Stored data:
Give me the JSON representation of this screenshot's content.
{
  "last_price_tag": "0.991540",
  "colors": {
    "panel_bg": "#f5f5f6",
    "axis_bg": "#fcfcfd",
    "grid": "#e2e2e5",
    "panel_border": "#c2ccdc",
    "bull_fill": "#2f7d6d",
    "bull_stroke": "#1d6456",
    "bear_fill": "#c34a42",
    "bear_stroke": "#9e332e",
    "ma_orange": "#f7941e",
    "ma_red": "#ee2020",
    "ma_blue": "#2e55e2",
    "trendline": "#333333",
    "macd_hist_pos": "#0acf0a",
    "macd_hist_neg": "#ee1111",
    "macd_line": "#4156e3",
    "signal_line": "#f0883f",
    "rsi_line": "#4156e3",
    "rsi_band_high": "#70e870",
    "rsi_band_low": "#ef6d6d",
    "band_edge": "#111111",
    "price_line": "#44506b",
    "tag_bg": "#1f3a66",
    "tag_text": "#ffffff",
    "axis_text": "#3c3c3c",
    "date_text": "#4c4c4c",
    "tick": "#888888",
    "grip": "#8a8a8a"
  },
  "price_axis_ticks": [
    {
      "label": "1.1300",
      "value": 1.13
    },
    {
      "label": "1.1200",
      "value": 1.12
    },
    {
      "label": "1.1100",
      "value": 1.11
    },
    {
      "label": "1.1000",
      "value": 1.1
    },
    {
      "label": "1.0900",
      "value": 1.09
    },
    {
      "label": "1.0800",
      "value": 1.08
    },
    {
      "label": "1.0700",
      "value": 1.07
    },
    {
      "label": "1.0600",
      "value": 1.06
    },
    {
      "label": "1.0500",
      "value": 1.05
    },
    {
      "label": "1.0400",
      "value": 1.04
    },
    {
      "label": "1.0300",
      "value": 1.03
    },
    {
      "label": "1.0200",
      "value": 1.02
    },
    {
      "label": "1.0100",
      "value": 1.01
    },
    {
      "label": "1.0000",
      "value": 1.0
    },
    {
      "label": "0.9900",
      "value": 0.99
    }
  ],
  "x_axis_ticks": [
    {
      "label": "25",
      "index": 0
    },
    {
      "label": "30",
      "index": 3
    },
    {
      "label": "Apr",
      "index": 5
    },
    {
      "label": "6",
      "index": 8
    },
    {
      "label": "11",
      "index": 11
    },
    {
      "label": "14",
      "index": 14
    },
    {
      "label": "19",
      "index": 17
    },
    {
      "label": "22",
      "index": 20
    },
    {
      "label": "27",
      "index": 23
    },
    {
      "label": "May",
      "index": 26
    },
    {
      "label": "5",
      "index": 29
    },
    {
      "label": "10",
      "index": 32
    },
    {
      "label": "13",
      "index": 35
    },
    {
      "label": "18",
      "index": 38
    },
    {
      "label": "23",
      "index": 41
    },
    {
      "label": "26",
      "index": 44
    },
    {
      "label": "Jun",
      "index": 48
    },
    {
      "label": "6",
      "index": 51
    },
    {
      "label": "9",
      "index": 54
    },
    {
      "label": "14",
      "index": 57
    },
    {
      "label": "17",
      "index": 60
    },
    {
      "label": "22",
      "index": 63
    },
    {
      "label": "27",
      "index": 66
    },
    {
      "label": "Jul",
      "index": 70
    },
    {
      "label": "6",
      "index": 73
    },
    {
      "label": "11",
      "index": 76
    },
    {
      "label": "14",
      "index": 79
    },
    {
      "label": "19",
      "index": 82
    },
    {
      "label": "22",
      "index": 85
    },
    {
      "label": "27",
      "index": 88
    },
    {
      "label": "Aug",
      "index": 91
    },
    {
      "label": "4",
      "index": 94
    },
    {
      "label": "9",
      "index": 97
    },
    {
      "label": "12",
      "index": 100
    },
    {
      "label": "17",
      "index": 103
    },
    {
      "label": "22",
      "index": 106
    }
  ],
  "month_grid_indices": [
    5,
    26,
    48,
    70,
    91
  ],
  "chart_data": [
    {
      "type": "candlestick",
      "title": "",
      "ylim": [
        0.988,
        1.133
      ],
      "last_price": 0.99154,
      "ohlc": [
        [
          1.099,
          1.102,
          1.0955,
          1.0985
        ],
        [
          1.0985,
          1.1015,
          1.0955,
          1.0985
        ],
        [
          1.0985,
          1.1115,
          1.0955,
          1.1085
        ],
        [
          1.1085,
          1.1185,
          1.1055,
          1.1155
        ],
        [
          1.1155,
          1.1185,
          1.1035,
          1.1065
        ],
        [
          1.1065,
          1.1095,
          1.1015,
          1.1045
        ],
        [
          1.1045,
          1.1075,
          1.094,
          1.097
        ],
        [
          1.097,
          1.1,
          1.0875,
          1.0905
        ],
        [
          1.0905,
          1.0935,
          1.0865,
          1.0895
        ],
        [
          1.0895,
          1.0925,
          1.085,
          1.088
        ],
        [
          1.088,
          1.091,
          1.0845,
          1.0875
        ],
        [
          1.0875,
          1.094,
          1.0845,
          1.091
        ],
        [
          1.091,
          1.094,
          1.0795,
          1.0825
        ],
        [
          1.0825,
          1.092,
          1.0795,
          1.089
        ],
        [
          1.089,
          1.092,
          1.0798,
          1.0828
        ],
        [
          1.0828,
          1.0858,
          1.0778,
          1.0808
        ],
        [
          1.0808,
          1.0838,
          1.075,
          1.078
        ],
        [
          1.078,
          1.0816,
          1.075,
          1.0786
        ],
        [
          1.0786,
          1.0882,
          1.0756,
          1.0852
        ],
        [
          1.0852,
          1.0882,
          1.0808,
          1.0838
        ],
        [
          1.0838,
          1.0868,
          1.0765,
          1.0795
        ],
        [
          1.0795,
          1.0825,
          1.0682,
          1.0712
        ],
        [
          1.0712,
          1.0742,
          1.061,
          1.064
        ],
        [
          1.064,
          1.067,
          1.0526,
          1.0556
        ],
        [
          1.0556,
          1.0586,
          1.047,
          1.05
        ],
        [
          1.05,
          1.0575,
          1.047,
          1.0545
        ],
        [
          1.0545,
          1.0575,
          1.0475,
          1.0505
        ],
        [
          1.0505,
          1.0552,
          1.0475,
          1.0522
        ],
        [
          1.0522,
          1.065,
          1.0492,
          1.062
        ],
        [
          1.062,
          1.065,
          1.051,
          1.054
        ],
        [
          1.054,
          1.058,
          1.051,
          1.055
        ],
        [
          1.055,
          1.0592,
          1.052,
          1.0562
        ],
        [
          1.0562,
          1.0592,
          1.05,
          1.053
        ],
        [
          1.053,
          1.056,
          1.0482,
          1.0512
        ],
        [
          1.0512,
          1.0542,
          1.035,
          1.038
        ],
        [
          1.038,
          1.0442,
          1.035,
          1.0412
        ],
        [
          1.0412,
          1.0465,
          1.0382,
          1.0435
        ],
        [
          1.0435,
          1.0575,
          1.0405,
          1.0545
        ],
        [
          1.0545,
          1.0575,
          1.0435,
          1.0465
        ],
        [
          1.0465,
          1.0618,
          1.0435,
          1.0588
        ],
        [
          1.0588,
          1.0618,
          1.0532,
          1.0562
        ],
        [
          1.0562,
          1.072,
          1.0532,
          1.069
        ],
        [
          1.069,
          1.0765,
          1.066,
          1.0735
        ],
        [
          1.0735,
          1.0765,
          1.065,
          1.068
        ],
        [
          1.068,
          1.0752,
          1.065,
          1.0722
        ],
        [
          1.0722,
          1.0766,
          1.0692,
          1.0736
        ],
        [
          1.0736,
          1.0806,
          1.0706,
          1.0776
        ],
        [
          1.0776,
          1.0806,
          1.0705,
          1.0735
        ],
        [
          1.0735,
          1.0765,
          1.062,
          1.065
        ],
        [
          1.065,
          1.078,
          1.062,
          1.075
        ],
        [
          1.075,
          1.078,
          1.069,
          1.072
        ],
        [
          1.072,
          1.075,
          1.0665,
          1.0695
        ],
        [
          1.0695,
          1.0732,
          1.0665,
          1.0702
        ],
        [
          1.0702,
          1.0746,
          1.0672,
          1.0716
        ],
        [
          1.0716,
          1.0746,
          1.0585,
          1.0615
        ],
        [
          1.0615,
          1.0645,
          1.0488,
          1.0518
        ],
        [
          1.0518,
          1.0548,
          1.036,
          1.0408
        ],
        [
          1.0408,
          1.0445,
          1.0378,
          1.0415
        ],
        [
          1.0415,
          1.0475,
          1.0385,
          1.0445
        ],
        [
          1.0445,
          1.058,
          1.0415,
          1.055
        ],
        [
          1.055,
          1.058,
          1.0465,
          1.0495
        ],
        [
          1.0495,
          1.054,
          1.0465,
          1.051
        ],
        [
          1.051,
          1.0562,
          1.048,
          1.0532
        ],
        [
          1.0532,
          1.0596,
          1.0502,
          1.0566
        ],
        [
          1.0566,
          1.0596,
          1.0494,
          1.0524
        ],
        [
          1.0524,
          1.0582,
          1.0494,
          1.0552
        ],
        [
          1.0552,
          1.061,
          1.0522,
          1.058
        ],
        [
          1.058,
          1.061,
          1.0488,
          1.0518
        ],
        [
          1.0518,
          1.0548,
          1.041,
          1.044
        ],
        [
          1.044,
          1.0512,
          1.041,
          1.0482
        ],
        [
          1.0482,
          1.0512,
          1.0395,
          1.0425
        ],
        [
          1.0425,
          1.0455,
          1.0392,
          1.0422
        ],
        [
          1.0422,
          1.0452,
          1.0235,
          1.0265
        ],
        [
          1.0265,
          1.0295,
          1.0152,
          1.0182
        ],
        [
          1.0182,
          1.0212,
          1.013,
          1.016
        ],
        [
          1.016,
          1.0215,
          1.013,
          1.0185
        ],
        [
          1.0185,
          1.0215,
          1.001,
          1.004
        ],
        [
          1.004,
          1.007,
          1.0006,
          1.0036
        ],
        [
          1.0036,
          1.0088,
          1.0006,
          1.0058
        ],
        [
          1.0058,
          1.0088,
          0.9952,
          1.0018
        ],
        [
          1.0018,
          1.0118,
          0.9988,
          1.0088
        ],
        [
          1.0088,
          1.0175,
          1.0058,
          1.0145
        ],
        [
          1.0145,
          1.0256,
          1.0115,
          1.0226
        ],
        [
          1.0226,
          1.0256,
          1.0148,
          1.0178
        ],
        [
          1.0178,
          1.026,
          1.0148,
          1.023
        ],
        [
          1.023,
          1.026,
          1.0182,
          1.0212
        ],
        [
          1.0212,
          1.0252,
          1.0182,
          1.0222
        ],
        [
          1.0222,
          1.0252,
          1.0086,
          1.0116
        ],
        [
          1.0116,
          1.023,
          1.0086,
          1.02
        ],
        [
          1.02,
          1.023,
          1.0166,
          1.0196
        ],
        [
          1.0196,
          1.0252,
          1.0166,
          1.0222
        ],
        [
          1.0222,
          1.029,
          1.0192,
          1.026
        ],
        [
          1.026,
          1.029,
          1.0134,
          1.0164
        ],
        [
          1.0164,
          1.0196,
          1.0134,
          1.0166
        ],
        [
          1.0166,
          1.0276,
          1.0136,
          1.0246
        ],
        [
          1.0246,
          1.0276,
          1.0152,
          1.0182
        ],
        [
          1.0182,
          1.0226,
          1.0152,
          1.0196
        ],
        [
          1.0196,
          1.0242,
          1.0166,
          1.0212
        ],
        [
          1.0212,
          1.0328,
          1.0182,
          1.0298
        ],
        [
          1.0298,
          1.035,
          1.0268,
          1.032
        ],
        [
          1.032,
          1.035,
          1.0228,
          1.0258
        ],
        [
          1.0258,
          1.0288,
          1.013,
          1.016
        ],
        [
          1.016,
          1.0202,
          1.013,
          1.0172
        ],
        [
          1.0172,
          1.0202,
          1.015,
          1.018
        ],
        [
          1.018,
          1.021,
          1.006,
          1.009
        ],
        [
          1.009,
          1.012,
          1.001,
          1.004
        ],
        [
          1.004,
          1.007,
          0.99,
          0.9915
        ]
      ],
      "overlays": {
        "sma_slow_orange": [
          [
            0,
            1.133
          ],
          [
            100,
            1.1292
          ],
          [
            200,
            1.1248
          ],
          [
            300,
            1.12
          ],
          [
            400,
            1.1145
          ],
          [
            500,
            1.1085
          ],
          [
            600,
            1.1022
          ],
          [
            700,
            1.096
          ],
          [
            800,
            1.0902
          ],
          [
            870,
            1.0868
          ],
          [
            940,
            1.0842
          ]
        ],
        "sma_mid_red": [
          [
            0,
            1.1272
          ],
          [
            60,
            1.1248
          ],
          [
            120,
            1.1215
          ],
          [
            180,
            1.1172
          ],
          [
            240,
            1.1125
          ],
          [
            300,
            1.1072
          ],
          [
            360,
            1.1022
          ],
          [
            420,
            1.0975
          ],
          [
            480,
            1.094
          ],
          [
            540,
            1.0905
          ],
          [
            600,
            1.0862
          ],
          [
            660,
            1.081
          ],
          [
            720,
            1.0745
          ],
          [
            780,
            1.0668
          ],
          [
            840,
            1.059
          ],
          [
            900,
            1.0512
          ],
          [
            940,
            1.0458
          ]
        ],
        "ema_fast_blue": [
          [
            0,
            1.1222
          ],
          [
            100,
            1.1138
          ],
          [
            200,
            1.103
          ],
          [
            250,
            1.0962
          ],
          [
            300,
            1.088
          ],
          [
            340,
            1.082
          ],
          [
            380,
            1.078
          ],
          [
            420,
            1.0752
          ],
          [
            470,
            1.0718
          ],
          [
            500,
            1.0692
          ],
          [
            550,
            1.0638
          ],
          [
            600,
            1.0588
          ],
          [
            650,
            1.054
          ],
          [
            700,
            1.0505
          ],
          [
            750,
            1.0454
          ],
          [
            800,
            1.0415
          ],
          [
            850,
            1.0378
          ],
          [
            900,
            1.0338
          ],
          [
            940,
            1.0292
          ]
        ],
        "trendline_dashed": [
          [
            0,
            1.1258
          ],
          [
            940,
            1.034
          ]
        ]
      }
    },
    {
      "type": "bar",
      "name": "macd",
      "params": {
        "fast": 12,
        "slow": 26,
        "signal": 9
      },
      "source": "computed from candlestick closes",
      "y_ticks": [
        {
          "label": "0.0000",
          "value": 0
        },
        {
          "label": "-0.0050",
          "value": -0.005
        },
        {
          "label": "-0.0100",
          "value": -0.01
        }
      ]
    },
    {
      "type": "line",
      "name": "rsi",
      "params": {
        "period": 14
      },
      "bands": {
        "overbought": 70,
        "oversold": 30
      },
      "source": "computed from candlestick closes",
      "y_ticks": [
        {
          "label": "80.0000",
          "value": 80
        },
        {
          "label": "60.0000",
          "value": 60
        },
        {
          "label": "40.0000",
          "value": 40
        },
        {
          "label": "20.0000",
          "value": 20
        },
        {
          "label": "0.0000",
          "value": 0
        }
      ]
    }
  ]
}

### What is asked:
Which lines hold the string "type"? Copy all of them from the data above.

### Exercise response:
      "type": "candlestick",
      "type": "bar",
      "type": "line",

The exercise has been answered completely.